SUPPLIED MATERIAL:
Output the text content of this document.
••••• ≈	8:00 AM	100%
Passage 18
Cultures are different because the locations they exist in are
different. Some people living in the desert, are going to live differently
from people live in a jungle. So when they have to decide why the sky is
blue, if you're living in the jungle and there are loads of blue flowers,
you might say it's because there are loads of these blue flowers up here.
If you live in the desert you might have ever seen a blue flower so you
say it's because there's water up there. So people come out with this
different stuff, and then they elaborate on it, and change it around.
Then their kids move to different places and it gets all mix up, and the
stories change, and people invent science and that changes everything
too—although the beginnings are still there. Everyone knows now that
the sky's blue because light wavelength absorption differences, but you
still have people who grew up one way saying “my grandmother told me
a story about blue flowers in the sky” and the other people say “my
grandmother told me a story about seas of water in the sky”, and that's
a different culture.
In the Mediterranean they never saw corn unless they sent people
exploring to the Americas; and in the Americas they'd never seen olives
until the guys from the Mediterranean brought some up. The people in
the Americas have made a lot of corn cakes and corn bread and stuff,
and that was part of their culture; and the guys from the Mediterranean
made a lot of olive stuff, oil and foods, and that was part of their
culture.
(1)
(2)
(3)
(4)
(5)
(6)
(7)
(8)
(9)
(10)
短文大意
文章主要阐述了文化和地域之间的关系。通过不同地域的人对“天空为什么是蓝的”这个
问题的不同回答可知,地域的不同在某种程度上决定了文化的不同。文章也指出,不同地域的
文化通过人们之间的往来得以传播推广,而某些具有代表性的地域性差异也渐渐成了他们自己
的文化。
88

BRIEF:
Write the material out again in its entirety, exactly as shown.

RESPONSE:
Output the text content of this document.
••••• ≈	8:00 AM	100%
Passage 18
Cultures are different because the locations they exist in are
different. Some people living in the desert, are going to live differently
from people live in a jungle. So when they have to decide why the sky is
blue, if you're living in the jungle and there are loads of blue flowers,
you might say it's because there are loads of these blue flowers up here.
If you live in the desert you might have ever seen a blue flower so you
say it's because there's water up there. So people come out with this
different stuff, and then they elaborate on it, and change it around.
Then their kids move to different places and it gets all mix up, and the
stories change, and people invent science and that changes everything
too—although the beginnings are still there. Everyone knows now that
the sky's blue because light wavelength absorption differences, but you
still have people who grew up one way saying “my grandmother told me
a story about blue flowers in the sky” and the other people say “my
grandmother told me a story about seas of water in the sky”, and that's
a different culture.
In the Mediterranean they never saw corn unless they sent people
exploring to the Americas; and in the Americas they'd never seen olives
until the guys from the Mediterranean brought some up. The people in
the Americas have made a lot of corn cakes and corn bread and stuff,
and that was part of their culture; and the guys from the Mediterranean
made a lot of olive stuff, oil and foods, and that was part of their
culture.
(1)
(2)
(3)
(4)
(5)
(6)
(7)
(8)
(9)
(10)
短文大意
文章主要阐述了文化和地域之间的关系。通过不同地域的人对“天空为什么是蓝的”这个
问题的不同回答可知,地域的不同在某种程度上决定了文化的不同。文章也指出,不同地域的
文化通过人们之间的往来得以传播推广,而某些具有代表性的地域性差异也渐渐成了他们自己
的文化。
88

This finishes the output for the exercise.